— start —

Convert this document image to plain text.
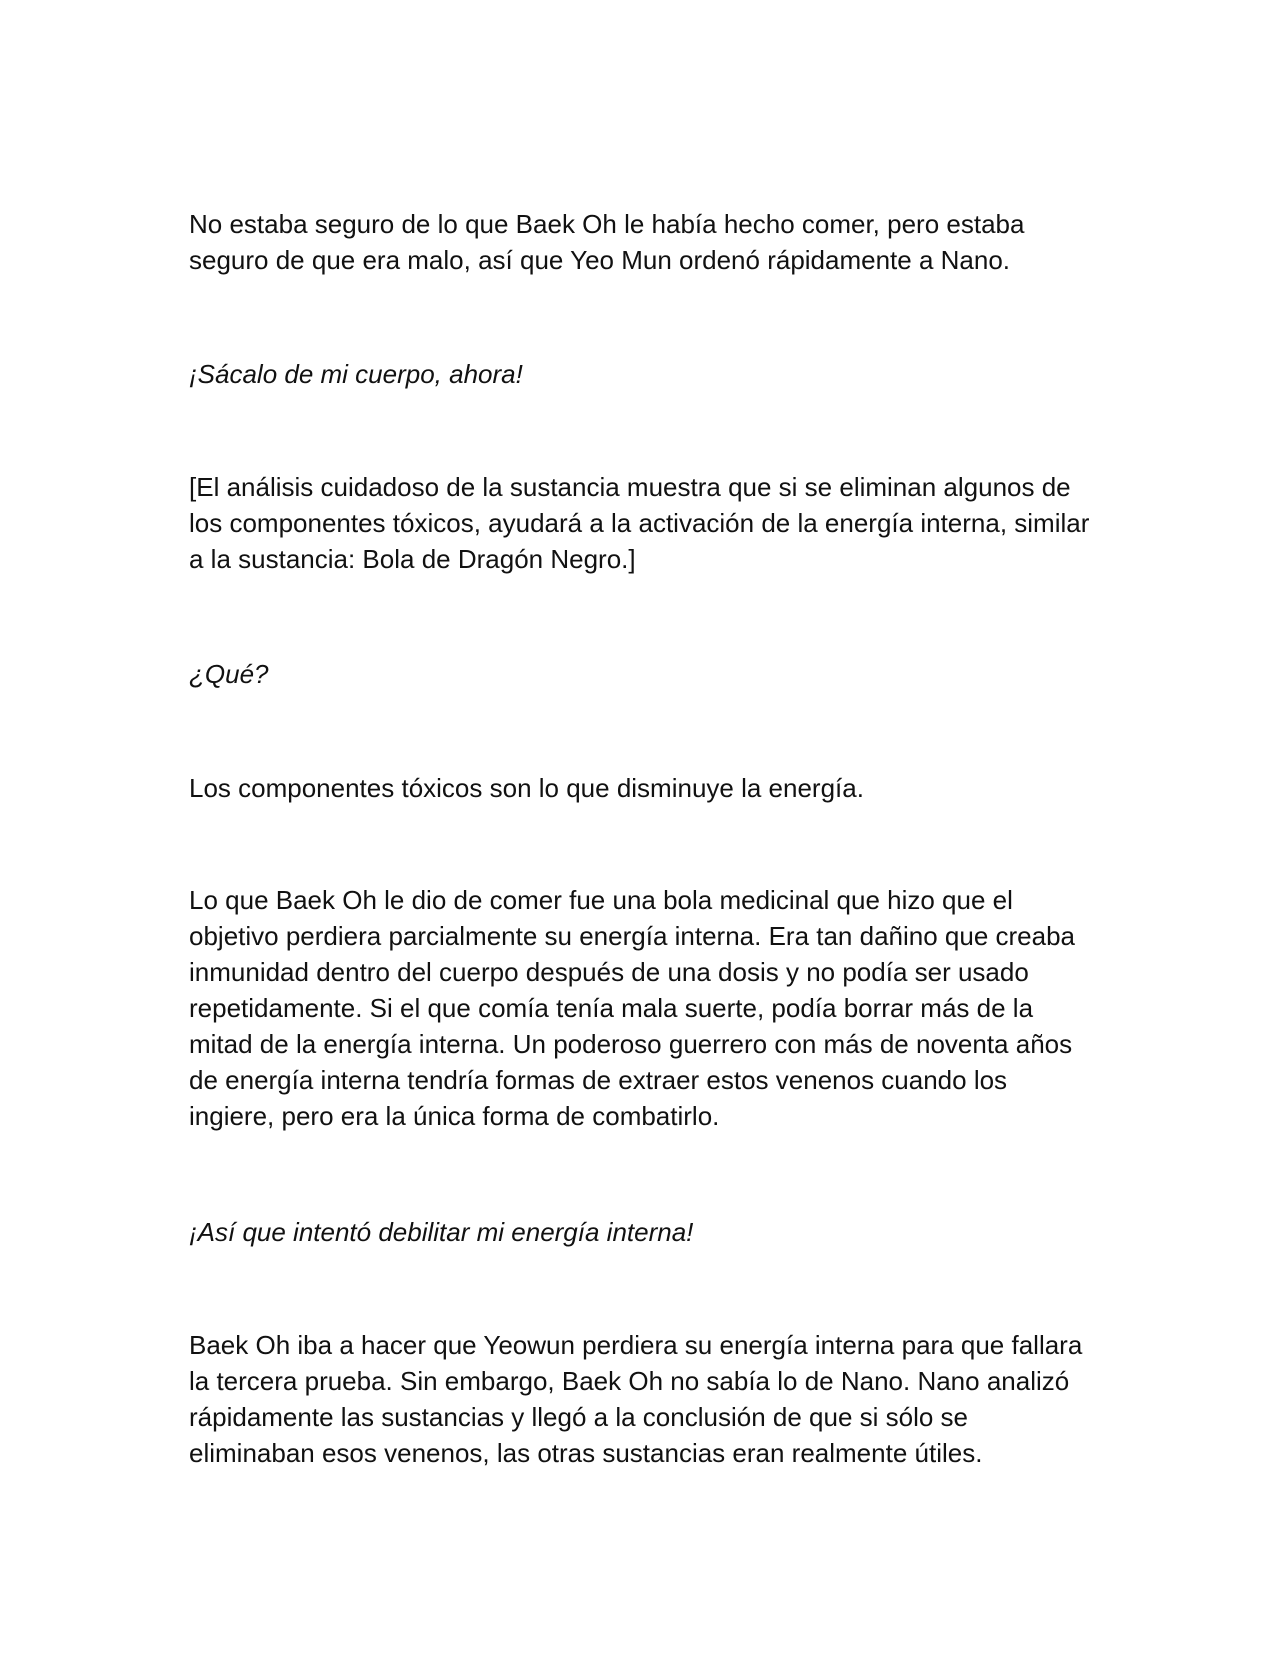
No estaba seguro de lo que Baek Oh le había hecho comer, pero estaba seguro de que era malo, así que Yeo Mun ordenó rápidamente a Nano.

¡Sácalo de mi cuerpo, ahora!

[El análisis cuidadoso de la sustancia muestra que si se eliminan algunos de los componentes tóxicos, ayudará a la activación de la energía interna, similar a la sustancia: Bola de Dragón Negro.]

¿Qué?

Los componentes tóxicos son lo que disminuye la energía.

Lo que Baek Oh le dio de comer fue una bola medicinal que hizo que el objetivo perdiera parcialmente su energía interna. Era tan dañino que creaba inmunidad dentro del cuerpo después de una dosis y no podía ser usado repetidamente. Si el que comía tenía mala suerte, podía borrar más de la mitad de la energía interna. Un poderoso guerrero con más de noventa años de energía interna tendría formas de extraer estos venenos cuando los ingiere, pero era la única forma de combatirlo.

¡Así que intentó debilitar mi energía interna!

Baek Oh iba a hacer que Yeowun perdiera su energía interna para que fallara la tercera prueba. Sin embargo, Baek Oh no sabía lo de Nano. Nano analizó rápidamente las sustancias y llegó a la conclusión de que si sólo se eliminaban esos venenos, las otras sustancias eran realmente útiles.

— end —
— start —

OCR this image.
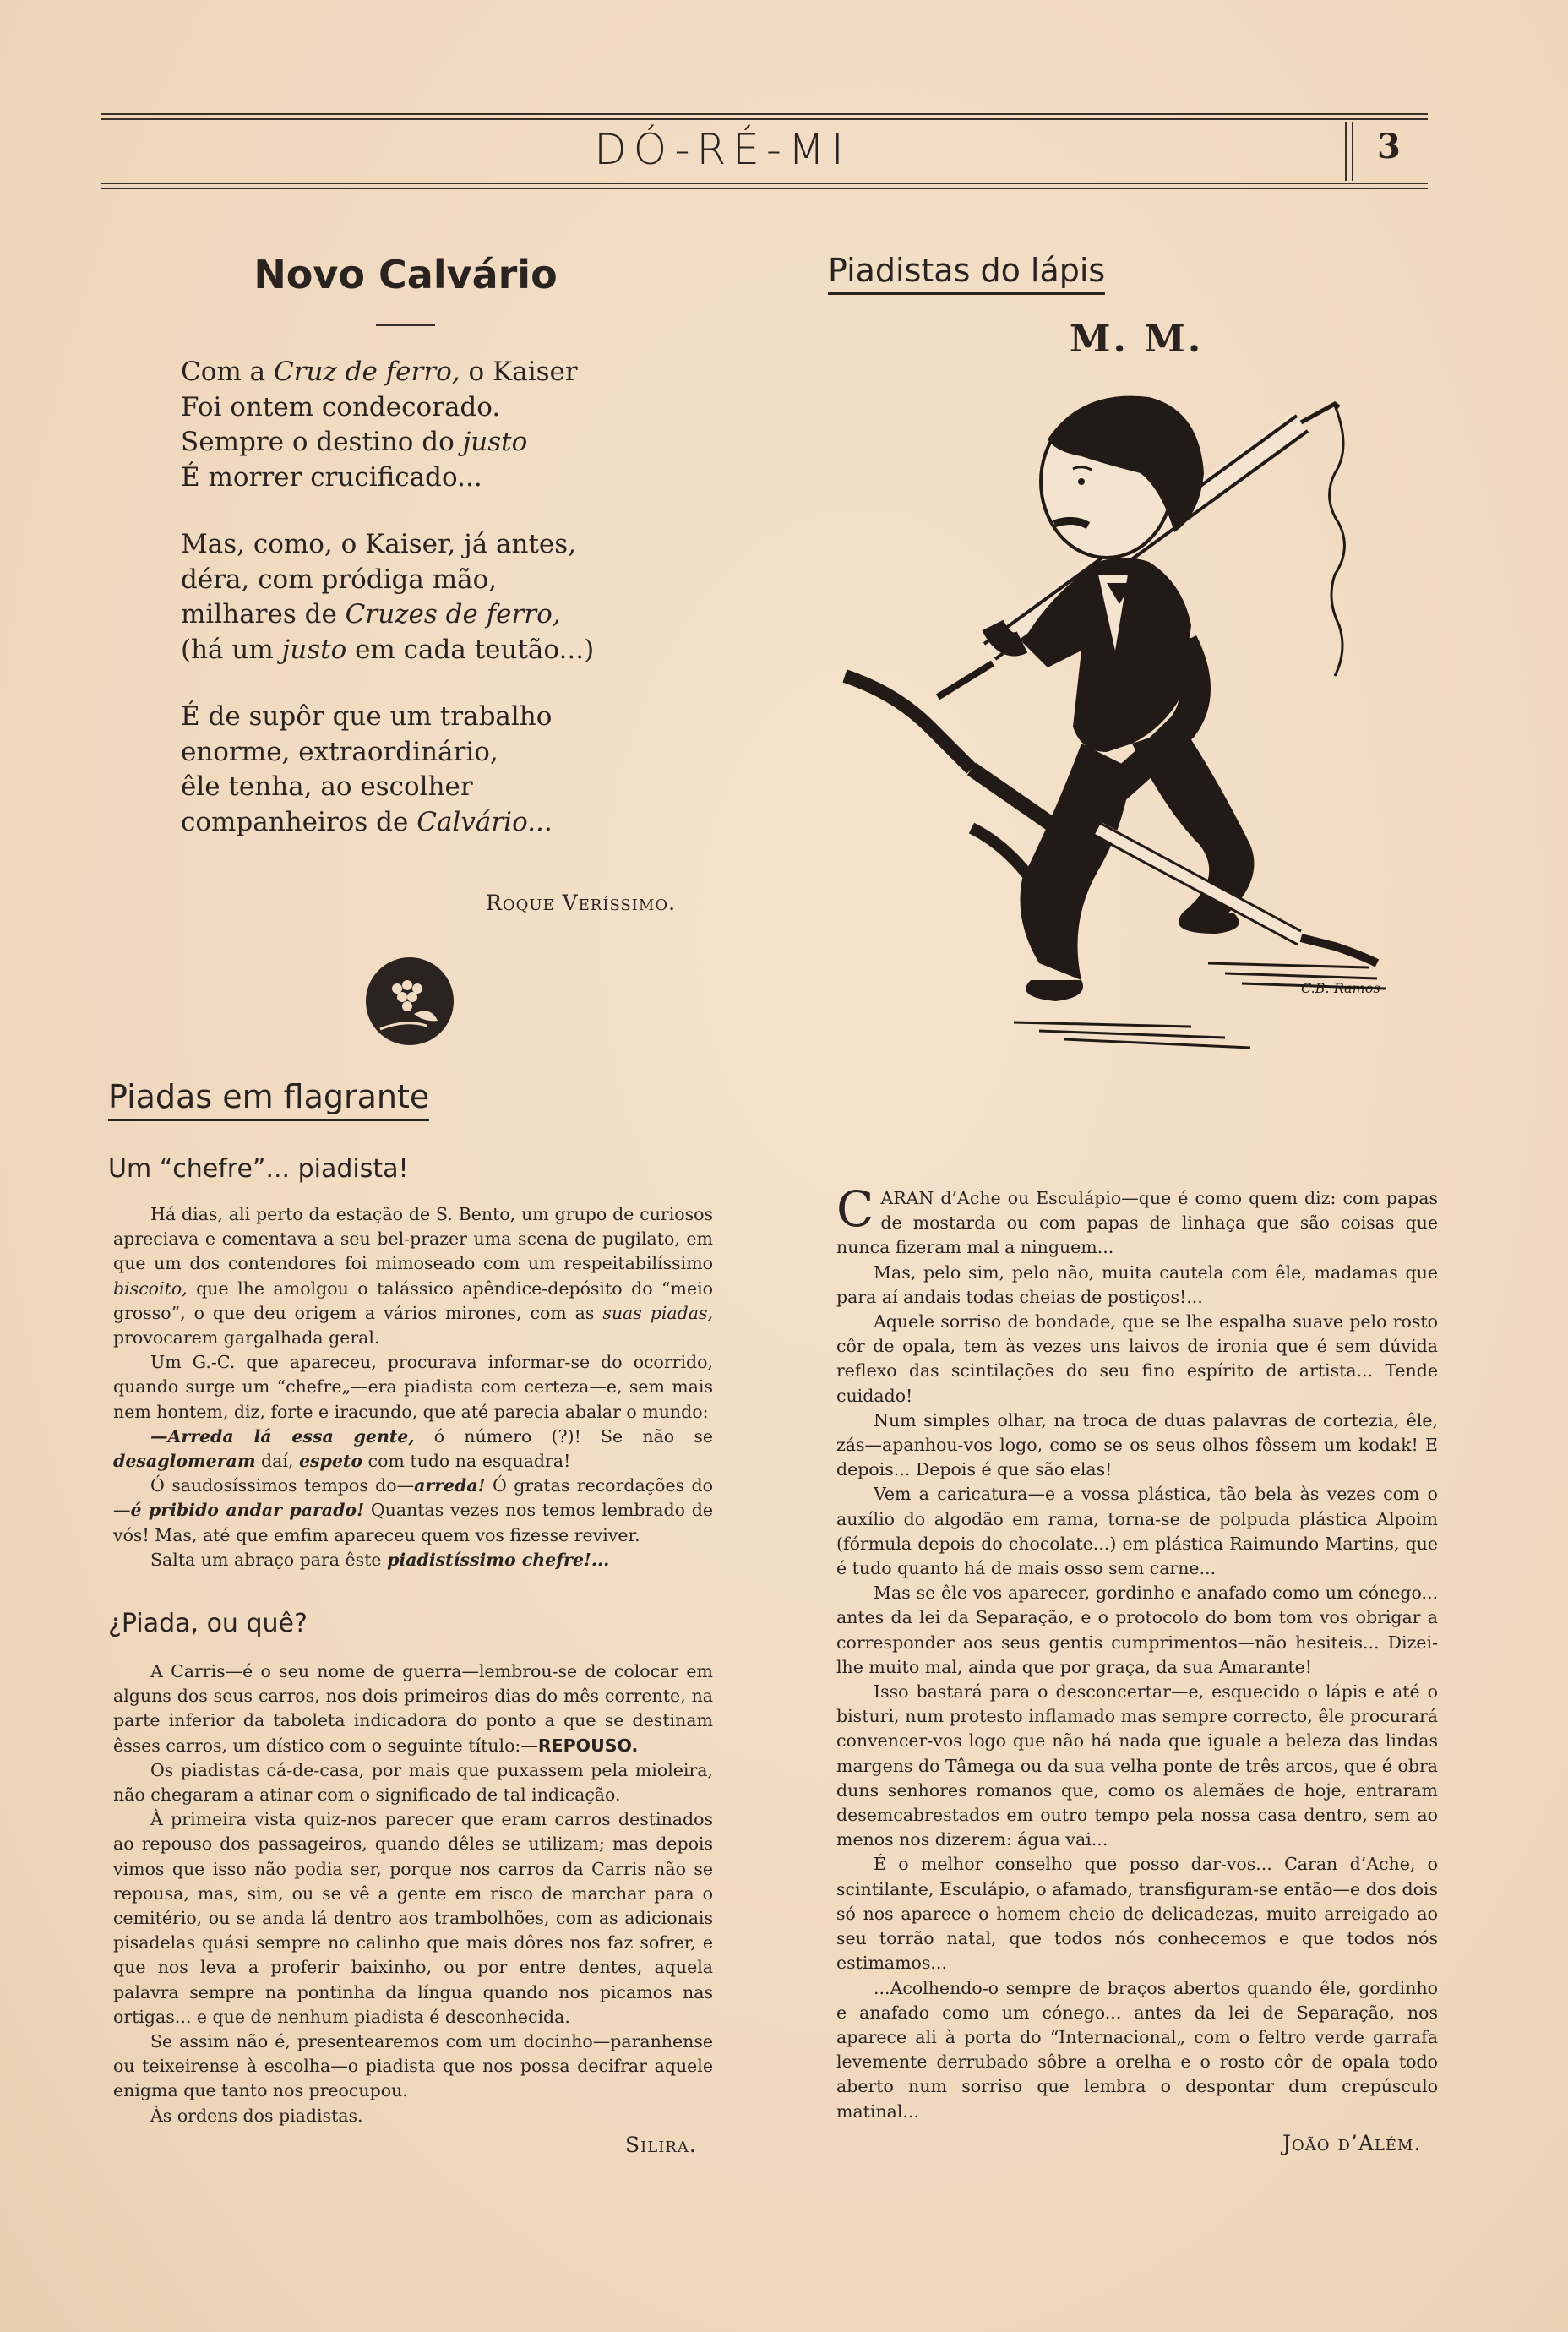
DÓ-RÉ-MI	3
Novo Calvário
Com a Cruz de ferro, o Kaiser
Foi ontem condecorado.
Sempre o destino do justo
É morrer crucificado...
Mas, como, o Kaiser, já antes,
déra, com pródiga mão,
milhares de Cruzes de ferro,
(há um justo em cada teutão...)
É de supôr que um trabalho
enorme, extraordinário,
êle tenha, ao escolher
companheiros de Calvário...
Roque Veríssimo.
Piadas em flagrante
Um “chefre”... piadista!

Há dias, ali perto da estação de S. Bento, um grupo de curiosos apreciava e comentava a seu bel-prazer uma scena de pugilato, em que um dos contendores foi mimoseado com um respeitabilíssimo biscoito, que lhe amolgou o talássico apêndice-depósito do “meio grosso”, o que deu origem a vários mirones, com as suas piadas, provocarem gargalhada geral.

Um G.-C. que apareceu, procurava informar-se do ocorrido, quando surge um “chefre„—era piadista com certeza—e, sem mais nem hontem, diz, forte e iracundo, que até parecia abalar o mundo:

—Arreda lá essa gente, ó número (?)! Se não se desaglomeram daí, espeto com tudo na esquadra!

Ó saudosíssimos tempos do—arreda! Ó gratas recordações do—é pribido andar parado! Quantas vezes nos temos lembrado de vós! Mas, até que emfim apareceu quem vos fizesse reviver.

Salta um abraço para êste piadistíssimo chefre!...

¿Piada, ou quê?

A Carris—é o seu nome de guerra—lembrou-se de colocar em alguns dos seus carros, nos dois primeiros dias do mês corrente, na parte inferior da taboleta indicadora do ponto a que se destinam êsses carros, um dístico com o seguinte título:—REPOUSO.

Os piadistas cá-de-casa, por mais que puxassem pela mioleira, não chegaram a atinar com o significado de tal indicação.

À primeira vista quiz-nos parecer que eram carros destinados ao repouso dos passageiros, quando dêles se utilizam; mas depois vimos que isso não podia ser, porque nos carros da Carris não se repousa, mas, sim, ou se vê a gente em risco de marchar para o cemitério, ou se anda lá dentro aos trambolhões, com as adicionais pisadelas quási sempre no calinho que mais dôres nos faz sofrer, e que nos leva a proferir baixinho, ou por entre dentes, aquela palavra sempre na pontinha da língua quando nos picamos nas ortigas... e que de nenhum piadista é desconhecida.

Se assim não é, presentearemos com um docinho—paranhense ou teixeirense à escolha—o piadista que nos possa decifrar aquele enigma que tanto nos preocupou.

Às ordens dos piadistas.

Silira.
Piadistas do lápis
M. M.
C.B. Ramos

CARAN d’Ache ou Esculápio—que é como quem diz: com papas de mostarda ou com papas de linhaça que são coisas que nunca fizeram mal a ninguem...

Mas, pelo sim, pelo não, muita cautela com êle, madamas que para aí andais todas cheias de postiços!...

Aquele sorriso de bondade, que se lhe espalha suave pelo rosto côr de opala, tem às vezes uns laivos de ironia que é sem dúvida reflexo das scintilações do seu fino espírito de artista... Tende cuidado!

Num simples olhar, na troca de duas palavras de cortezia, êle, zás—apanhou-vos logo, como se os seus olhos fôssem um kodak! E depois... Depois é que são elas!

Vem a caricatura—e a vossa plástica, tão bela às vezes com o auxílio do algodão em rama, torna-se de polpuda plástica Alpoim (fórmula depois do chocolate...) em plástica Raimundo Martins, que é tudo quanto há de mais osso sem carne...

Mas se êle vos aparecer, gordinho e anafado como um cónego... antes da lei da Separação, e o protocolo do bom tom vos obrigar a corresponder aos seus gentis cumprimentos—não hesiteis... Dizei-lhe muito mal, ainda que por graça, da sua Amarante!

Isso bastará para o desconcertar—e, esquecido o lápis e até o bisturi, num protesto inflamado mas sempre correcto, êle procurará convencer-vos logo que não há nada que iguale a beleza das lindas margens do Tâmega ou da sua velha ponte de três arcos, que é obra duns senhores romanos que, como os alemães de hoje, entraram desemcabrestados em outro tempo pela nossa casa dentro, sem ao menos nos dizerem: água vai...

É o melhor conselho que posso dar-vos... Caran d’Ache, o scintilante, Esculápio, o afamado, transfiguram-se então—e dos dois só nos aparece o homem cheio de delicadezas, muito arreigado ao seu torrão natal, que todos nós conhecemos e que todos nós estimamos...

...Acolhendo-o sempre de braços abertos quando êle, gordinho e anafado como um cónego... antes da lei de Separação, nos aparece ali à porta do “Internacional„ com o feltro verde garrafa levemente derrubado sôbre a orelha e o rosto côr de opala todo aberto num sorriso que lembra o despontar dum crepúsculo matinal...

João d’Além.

— end —

Prompt: Read the data above and count the lines that include "comer". Answer only with the count.

Result of this task: 2